_Written problem_
Return all lines below containing the word "тороидальных".

— Begin —

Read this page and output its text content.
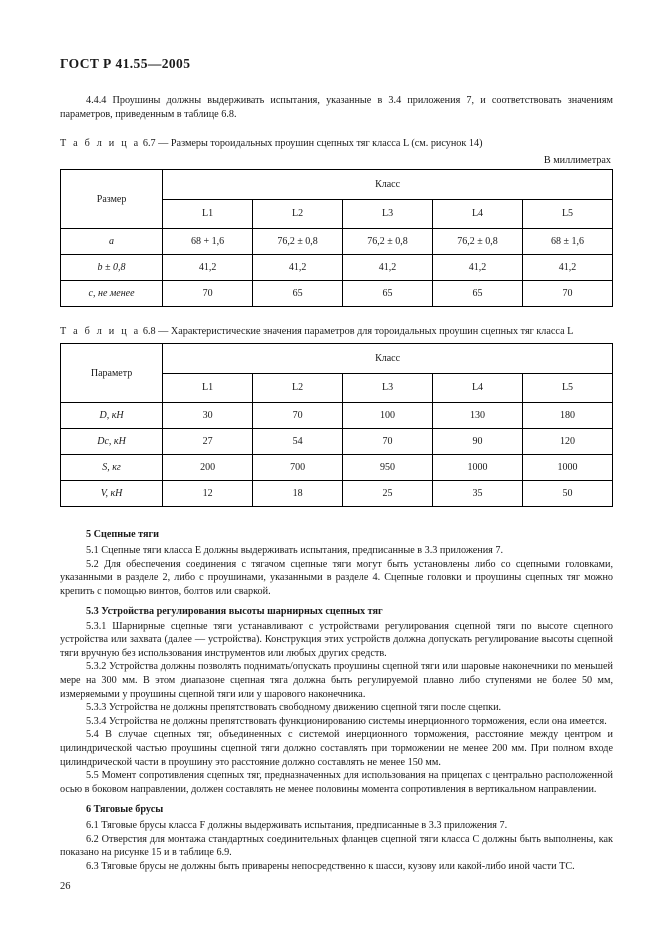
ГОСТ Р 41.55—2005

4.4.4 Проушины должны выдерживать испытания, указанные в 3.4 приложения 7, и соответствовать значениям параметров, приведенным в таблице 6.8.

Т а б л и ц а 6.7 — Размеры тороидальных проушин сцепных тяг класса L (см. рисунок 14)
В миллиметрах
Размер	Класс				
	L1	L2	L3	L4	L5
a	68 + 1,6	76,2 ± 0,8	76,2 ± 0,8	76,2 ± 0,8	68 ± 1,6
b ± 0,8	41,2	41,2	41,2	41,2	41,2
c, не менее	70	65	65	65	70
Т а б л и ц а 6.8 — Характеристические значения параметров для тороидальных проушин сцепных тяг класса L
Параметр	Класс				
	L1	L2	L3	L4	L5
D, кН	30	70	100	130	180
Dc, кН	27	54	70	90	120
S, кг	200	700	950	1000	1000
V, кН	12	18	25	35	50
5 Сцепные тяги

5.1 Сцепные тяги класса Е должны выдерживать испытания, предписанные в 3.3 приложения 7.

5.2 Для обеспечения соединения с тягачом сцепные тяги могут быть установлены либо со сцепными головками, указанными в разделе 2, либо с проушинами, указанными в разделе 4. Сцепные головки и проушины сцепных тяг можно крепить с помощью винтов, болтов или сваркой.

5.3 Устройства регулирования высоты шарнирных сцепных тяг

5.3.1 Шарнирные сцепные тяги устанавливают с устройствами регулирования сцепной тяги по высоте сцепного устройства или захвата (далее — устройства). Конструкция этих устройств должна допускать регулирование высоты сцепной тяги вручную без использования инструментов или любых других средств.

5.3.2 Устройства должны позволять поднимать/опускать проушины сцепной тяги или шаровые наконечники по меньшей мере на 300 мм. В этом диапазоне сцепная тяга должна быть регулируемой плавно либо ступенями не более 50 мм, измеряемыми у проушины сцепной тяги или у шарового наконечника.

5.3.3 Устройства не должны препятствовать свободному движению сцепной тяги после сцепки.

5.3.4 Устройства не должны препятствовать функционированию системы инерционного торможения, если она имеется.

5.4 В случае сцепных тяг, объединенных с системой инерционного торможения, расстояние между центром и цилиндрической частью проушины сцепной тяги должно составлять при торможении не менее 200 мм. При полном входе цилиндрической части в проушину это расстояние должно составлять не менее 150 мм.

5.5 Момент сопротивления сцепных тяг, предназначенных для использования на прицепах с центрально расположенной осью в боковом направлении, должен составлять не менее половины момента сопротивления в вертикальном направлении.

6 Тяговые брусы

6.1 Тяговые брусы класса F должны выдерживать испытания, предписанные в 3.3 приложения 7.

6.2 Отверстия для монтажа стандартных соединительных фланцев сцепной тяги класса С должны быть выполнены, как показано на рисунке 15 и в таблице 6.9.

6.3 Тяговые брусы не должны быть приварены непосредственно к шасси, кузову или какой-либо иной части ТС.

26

— End —

_Response below_
Т а б л и ц а 6.7 — Размеры тороидальных проушин сцепных тяг класса L (см. рисунок 14)
Т а б л и ц а 6.8 — Характеристические значения параметров для тороидальных проушин сцепных тяг класса L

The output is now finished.